-------- DATA RECORDS

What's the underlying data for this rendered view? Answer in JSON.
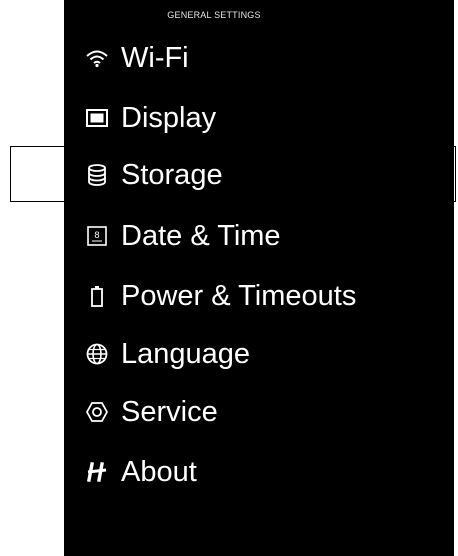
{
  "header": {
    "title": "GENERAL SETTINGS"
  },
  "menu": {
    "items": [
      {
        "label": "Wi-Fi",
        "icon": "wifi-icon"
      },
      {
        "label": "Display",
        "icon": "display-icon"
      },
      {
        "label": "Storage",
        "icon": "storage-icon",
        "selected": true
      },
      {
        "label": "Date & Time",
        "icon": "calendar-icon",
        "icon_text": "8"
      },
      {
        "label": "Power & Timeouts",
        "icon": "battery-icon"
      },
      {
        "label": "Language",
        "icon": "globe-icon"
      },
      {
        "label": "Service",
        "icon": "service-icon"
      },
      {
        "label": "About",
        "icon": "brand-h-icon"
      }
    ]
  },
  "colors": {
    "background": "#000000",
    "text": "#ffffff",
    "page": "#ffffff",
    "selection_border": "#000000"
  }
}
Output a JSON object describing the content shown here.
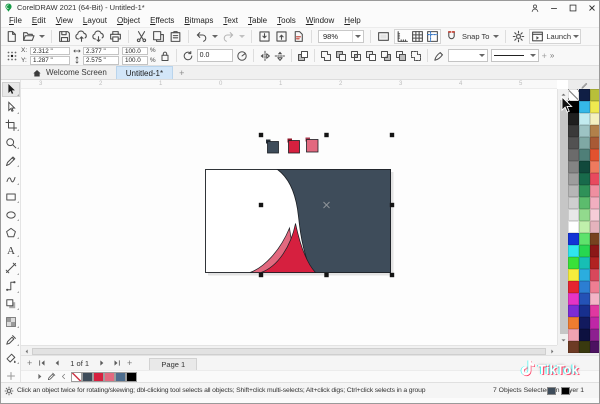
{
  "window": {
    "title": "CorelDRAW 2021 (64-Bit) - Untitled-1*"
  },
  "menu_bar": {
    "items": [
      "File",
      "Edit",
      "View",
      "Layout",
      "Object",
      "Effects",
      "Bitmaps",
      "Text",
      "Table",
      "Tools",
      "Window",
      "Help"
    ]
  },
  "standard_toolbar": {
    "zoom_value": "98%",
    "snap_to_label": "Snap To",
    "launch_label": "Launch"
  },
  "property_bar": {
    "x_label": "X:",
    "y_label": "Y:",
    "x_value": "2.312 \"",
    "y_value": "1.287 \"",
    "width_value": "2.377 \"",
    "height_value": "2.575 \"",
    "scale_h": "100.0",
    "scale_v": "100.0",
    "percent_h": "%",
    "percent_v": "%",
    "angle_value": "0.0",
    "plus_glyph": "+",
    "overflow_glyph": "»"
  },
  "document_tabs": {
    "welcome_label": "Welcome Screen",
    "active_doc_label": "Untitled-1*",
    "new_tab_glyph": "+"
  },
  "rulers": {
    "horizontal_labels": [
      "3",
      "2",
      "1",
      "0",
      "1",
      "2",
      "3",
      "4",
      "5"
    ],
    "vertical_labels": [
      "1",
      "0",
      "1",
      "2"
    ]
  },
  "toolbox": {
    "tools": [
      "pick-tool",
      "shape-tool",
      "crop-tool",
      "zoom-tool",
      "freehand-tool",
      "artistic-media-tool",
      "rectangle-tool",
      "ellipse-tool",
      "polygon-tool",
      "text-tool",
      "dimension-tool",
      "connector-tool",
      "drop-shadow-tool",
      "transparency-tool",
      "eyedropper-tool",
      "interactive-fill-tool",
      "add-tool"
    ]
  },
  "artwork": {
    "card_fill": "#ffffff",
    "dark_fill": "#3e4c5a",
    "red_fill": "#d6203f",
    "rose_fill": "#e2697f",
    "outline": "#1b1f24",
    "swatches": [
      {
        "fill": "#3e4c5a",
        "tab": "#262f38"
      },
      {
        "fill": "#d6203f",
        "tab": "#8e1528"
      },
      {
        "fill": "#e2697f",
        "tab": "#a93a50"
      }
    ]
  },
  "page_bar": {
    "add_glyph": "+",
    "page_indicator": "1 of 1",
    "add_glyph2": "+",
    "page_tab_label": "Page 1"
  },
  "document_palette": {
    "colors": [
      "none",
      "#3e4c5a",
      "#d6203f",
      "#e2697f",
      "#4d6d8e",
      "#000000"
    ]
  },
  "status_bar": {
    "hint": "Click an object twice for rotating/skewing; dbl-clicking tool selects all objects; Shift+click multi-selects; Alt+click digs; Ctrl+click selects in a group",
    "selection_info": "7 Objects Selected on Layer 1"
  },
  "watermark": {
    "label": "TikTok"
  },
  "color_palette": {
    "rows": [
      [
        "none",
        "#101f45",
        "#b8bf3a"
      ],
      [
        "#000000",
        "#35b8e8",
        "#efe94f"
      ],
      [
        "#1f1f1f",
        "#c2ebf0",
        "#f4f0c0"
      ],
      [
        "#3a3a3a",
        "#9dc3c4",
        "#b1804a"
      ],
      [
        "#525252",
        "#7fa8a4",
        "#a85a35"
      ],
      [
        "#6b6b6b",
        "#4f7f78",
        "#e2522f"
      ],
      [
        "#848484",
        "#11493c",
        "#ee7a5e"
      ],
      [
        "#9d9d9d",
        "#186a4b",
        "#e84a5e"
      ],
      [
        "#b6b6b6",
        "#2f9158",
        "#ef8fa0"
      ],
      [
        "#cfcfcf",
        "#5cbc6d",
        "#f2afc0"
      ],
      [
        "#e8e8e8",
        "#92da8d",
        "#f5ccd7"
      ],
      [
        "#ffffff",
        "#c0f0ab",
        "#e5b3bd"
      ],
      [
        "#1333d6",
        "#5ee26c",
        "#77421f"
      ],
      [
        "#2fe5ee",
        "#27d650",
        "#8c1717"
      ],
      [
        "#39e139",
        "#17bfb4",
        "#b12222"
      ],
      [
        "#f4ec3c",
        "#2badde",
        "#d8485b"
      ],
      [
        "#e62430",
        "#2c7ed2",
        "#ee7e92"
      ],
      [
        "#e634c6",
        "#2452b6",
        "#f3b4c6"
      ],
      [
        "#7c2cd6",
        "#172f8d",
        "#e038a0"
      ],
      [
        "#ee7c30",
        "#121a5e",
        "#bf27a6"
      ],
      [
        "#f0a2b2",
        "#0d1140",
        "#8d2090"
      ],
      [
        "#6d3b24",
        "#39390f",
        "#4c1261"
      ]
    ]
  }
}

----------------
-------- DATA RECORDS

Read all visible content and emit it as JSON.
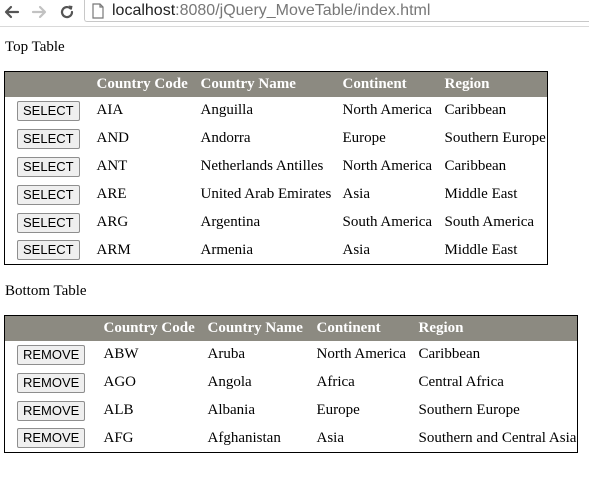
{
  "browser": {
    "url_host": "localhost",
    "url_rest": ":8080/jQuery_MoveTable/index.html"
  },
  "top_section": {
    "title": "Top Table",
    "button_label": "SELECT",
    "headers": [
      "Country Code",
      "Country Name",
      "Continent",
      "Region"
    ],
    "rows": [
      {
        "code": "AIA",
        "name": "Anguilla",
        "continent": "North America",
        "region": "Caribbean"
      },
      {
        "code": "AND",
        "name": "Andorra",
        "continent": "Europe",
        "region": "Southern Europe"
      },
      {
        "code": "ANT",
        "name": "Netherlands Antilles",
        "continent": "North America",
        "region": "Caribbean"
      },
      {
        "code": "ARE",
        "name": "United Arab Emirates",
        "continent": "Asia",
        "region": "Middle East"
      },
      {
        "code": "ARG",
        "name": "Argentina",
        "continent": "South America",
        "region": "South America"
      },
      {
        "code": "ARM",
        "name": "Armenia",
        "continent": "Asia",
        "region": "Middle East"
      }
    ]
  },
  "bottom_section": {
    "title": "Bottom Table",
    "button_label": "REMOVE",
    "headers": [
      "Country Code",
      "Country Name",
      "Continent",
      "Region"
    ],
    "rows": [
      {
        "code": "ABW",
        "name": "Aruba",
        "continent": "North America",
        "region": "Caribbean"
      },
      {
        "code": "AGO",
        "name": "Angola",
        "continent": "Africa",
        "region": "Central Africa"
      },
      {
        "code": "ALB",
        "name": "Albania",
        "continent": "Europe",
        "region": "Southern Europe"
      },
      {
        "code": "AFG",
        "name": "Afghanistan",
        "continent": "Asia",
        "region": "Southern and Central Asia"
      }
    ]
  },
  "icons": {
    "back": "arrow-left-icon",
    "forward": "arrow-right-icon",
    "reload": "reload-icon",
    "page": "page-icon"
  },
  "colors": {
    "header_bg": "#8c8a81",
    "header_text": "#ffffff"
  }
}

----------------

Search the lines above for the string "content" and copy each line that has it.

CORRECT RESPONSE ->
Output a JSON object describing the content shown here.
Read all visible content and emit it as JSON.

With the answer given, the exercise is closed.